Data entries:

........

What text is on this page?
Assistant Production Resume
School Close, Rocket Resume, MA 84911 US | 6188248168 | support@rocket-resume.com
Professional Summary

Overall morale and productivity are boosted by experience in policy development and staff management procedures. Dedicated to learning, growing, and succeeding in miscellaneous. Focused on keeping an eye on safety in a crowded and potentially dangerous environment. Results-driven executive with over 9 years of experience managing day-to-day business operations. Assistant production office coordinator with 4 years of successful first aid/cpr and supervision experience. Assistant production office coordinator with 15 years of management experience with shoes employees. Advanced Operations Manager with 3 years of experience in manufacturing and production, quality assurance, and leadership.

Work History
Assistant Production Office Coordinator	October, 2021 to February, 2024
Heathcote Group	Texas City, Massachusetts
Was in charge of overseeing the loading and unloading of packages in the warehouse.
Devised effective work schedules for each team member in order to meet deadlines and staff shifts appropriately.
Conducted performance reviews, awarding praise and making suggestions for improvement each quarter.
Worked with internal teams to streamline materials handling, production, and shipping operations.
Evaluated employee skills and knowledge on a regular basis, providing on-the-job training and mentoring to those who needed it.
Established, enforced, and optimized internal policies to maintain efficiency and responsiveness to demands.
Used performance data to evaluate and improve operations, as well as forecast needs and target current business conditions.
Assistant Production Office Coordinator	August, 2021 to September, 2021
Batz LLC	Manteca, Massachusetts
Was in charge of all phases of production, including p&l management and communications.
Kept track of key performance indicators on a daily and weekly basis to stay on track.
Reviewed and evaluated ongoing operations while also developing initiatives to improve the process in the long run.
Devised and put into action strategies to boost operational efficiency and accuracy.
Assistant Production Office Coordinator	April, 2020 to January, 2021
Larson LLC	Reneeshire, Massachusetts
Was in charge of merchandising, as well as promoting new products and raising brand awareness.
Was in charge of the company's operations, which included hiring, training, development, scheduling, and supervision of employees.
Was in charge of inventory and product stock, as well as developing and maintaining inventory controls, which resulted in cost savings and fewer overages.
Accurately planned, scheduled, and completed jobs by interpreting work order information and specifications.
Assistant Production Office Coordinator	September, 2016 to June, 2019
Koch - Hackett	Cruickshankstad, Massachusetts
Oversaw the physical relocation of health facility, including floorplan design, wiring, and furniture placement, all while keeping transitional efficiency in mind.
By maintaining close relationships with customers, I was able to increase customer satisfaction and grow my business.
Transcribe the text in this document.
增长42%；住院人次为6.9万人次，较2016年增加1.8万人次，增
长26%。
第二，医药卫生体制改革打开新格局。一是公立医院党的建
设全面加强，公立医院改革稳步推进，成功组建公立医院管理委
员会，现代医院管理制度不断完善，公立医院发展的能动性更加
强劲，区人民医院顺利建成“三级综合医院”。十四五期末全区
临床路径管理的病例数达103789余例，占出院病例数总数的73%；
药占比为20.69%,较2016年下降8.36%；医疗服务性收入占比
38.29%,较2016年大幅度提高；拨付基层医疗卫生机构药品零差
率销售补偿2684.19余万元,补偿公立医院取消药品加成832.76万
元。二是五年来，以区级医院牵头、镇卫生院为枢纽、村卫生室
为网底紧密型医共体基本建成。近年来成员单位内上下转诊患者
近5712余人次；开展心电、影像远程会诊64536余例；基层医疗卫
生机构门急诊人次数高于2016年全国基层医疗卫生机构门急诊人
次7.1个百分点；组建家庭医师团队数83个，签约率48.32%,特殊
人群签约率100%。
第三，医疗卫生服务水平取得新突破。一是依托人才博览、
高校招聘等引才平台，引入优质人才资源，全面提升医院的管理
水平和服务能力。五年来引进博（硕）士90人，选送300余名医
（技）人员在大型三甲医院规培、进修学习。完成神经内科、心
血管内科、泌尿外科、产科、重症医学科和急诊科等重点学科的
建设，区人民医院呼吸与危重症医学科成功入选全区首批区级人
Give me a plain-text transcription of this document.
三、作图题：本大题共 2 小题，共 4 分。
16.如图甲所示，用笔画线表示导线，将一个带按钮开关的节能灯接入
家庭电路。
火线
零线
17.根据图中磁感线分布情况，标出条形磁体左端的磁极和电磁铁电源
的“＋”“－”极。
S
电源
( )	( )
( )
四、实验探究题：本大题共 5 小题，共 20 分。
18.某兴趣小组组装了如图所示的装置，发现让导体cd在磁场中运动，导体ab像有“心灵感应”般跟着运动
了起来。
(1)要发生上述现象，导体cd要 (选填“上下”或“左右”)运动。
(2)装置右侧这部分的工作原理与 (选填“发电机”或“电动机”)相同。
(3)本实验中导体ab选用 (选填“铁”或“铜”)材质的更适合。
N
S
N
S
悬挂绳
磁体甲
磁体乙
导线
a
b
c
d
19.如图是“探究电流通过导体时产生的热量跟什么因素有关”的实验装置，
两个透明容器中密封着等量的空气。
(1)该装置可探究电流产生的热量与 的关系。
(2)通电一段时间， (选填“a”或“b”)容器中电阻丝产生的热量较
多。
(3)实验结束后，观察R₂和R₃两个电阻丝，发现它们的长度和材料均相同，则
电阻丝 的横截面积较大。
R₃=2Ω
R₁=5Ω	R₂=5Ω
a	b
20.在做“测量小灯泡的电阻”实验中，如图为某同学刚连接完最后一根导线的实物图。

........

Your task is to repeat every line exactly.

RIGHT ANSWER
What text is on this page?
Assistant Production Resume
School Close, Rocket Resume, MA 84911 US | 6188248168 | support@rocket-resume.com
Professional Summary

Overall morale and productivity are boosted by experience in policy development and staff management procedures. Dedicated to learning, growing, and succeeding in miscellaneous. Focused on keeping an eye on safety in a crowded and potentially dangerous environment. Results-driven executive with over 9 years of experience managing day-to-day business operations. Assistant production office coordinator with 4 years of successful first aid/cpr and supervision experience. Assistant production office coordinator with 15 years of management experience with shoes employees. Advanced Operations Manager with 3 years of experience in manufacturing and production, quality assurance, and leadership.

Work History
Assistant Production Office Coordinator	October, 2021 to February, 2024
Heathcote Group	Texas City, Massachusetts
Was in charge of overseeing the loading and unloading of packages in the warehouse.
Devised effective work schedules for each team member in order to meet deadlines and staff shifts appropriately.
Conducted performance reviews, awarding praise and making suggestions for improvement each quarter.
Worked with internal teams to streamline materials handling, production, and shipping operations.
Evaluated employee skills and knowledge on a regular basis, providing on-the-job training and mentoring to those who needed it.
Established, enforced, and optimized internal policies to maintain efficiency and responsiveness to demands.
Used performance data to evaluate and improve operations, as well as forecast needs and target current business conditions.
Assistant Production Office Coordinator	August, 2021 to September, 2021
Batz LLC	Manteca, Massachusetts
Was in charge of all phases of production, including p&l management and communications.
Kept track of key performance indicators on a daily and weekly basis to stay on track.
Reviewed and evaluated ongoing operations while also developing initiatives to improve the process in the long run.
Devised and put into action strategies to boost operational efficiency and accuracy.
Assistant Production Office Coordinator	April, 2020 to January, 2021
Larson LLC	Reneeshire, Massachusetts
Was in charge of merchandising, as well as promoting new products and raising brand awareness.
Was in charge of the company's operations, which included hiring, training, development, scheduling, and supervision of employees.
Was in charge of inventory and product stock, as well as developing and maintaining inventory controls, which resulted in cost savings and fewer overages.
Accurately planned, scheduled, and completed jobs by interpreting work order information and specifications.
Assistant Production Office Coordinator	September, 2016 to June, 2019
Koch - Hackett	Cruickshankstad, Massachusetts
Oversaw the physical relocation of health facility, including floorplan design, wiring, and furniture placement, all while keeping transitional efficiency in mind.
By maintaining close relationships with customers, I was able to increase customer satisfaction and grow my business.
Transcribe the text in this document.
增长42%；住院人次为6.9万人次，较2016年增加1.8万人次，增
长26%。
第二，医药卫生体制改革打开新格局。一是公立医院党的建
设全面加强，公立医院改革稳步推进，成功组建公立医院管理委
员会，现代医院管理制度不断完善，公立医院发展的能动性更加
强劲，区人民医院顺利建成“三级综合医院”。十四五期末全区
临床路径管理的病例数达103789余例，占出院病例数总数的73%；
药占比为20.69%,较2016年下降8.36%；医疗服务性收入占比
38.29%,较2016年大幅度提高；拨付基层医疗卫生机构药品零差
率销售补偿2684.19余万元,补偿公立医院取消药品加成832.76万
元。二是五年来，以区级医院牵头、镇卫生院为枢纽、村卫生室
为网底紧密型医共体基本建成。近年来成员单位内上下转诊患者
近5712余人次；开展心电、影像远程会诊64536余例；基层医疗卫
生机构门急诊人次数高于2016年全国基层医疗卫生机构门急诊人
次7.1个百分点；组建家庭医师团队数83个，签约率48.32%,特殊
人群签约率100%。
第三，医疗卫生服务水平取得新突破。一是依托人才博览、
高校招聘等引才平台，引入优质人才资源，全面提升医院的管理
水平和服务能力。五年来引进博（硕）士90人，选送300余名医
（技）人员在大型三甲医院规培、进修学习。完成神经内科、心
血管内科、泌尿外科、产科、重症医学科和急诊科等重点学科的
建设，区人民医院呼吸与危重症医学科成功入选全区首批区级人
Give me a plain-text transcription of this document.
三、作图题：本大题共 2 小题，共 4 分。
16.如图甲所示，用笔画线表示导线，将一个带按钮开关的节能灯接入
家庭电路。
火线
零线
17.根据图中磁感线分布情况，标出条形磁体左端的磁极和电磁铁电源
的“＋”“－”极。
S
电源
( )	( )
( )
四、实验探究题：本大题共 5 小题，共 20 分。
18.某兴趣小组组装了如图所示的装置，发现让导体cd在磁场中运动，导体ab像有“心灵感应”般跟着运动
了起来。
(1)要发生上述现象，导体cd要 (选填“上下”或“左右”)运动。
(2)装置右侧这部分的工作原理与 (选填“发电机”或“电动机”)相同。
(3)本实验中导体ab选用 (选填“铁”或“铜”)材质的更适合。
N
S
N
S
悬挂绳
磁体甲
磁体乙
导线
a
b
c
d
19.如图是“探究电流通过导体时产生的热量跟什么因素有关”的实验装置，
两个透明容器中密封着等量的空气。
(1)该装置可探究电流产生的热量与 的关系。
(2)通电一段时间， (选填“a”或“b”)容器中电阻丝产生的热量较
多。
(3)实验结束后，观察R₂和R₃两个电阻丝，发现它们的长度和材料均相同，则
电阻丝 的横截面积较大。
R₃=2Ω
R₁=5Ω	R₂=5Ω
a	b
20.在做“测量小灯泡的电阻”实验中，如图为某同学刚连接完最后一根导线的实物图。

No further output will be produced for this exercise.